* _Entries_:
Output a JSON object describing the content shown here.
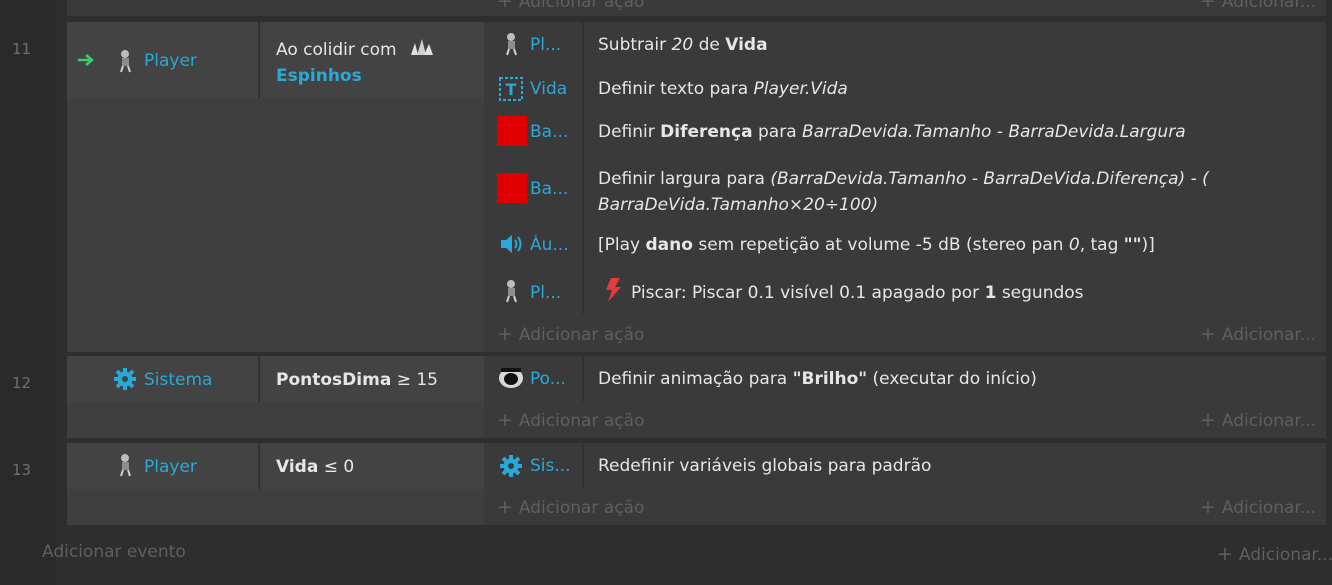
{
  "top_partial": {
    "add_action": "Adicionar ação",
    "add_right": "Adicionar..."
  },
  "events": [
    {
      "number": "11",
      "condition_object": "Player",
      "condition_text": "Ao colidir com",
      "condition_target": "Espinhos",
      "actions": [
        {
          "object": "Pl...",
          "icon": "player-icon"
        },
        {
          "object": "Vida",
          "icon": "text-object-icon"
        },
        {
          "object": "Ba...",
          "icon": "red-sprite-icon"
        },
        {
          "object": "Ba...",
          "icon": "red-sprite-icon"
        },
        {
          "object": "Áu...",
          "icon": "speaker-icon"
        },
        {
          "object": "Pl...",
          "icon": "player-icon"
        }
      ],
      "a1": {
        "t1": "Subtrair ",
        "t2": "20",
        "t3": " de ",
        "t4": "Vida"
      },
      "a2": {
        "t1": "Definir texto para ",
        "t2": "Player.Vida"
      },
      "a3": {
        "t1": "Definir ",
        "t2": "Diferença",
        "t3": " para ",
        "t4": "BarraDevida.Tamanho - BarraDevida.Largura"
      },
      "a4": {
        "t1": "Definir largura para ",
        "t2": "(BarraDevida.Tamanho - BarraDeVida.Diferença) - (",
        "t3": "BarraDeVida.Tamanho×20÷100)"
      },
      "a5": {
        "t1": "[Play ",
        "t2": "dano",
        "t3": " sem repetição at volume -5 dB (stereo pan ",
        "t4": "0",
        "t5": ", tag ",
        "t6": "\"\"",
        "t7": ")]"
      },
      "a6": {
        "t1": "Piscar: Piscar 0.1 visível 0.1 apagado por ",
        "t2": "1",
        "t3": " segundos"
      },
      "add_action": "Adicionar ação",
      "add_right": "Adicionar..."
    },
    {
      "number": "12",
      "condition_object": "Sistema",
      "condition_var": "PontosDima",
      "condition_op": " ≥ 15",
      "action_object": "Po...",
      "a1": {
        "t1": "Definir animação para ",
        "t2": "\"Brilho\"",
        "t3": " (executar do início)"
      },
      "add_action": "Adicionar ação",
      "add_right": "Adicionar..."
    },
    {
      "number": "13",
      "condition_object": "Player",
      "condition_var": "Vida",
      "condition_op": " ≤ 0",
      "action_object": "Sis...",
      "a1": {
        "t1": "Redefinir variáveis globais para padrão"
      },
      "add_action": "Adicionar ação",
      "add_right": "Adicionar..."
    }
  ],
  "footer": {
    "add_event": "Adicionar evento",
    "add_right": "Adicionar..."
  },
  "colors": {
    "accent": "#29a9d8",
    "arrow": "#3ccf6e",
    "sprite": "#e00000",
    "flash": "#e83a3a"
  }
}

* _Aim of the exercise_:
Each record must be quoted in full and exactly. Do not include the pictures.

* _Answer for the task_:
Output a JSON object describing the content shown here.
{
  "top_partial": {
    "add_action": "Adicionar ação",
    "add_right": "Adicionar..."
  },
  "events": [
    {
      "number": "11",
      "condition_object": "Player",
      "condition_text": "Ao colidir com",
      "condition_target": "Espinhos",
      "actions": [
        {
          "object": "Pl...",
          "icon": "player-icon"
        },
        {
          "object": "Vida",
          "icon": "text-object-icon"
        },
        {
          "object": "Ba...",
          "icon": "red-sprite-icon"
        },
        {
          "object": "Ba...",
          "icon": "red-sprite-icon"
        },
        {
          "object": "Áu...",
          "icon": "speaker-icon"
        },
        {
          "object": "Pl...",
          "icon": "player-icon"
        }
      ],
      "a1": {
        "t1": "Subtrair ",
        "t2": "20",
        "t3": " de ",
        "t4": "Vida"
      },
      "a2": {
        "t1": "Definir texto para ",
        "t2": "Player.Vida"
      },
      "a3": {
        "t1": "Definir ",
        "t2": "Diferença",
        "t3": " para ",
        "t4": "BarraDevida.Tamanho - BarraDevida.Largura"
      },
      "a4": {
        "t1": "Definir largura para ",
        "t2": "(BarraDevida.Tamanho - BarraDeVida.Diferença) - (",
        "t3": "BarraDeVida.Tamanho×20÷100)"
      },
      "a5": {
        "t1": "[Play ",
        "t2": "dano",
        "t3": " sem repetição at volume -5 dB (stereo pan ",
        "t4": "0",
        "t5": ", tag ",
        "t6": "\"\"",
        "t7": ")]"
      },
      "a6": {
        "t1": "Piscar: Piscar 0.1 visível 0.1 apagado por ",
        "t2": "1",
        "t3": " segundos"
      },
      "add_action": "Adicionar ação",
      "add_right": "Adicionar..."
    },
    {
      "number": "12",
      "condition_object": "Sistema",
      "condition_var": "PontosDima",
      "condition_op": " ≥ 15",
      "action_object": "Po...",
      "a1": {
        "t1": "Definir animação para ",
        "t2": "\"Brilho\"",
        "t3": " (executar do início)"
      },
      "add_action": "Adicionar ação",
      "add_right": "Adicionar..."
    },
    {
      "number": "13",
      "condition_object": "Player",
      "condition_var": "Vida",
      "condition_op": " ≤ 0",
      "action_object": "Sis...",
      "a1": {
        "t1": "Redefinir variáveis globais para padrão"
      },
      "add_action": "Adicionar ação",
      "add_right": "Adicionar..."
    }
  ],
  "footer": {
    "add_event": "Adicionar evento",
    "add_right": "Adicionar..."
  },
  "colors": {
    "accent": "#29a9d8",
    "arrow": "#3ccf6e",
    "sprite": "#e00000",
    "flash": "#e83a3a"
  }
}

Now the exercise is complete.